┌──

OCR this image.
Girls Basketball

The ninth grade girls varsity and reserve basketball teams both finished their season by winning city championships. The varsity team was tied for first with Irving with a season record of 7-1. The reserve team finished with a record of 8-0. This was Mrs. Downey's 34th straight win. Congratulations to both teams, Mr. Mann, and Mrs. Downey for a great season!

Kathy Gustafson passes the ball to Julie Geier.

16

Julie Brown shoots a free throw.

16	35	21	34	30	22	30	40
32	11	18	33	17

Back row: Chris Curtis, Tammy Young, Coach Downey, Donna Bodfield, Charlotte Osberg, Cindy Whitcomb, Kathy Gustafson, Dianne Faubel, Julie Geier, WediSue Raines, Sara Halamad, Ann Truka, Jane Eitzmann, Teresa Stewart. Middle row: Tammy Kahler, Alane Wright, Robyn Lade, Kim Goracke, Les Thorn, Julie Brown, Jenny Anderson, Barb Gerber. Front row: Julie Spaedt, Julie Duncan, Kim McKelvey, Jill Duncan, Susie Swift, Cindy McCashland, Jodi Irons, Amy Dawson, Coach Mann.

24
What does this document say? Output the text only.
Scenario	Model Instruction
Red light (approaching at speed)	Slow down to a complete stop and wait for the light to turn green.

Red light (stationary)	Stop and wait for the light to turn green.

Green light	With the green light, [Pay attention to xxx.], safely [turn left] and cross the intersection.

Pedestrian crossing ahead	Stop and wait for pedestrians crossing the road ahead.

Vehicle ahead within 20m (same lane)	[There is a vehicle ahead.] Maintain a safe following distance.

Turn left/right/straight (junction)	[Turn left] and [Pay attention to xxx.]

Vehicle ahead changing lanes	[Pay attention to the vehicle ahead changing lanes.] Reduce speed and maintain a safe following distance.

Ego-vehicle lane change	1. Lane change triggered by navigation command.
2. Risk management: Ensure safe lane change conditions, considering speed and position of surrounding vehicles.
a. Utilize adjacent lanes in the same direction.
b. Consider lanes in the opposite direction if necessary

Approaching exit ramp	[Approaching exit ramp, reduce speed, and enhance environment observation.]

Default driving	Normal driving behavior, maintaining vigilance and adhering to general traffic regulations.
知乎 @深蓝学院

└──

> **WHAT IS EXPECTED**: Show the lines of the material that contain the word "left".

> **WRITTEN SOLUTION**:
Green light	With the green light, [Pay attention to xxx.], safely [turn left] and cross the intersection.
Turn left/right/straight (junction)	[Turn left] and [Pay attention to xxx.]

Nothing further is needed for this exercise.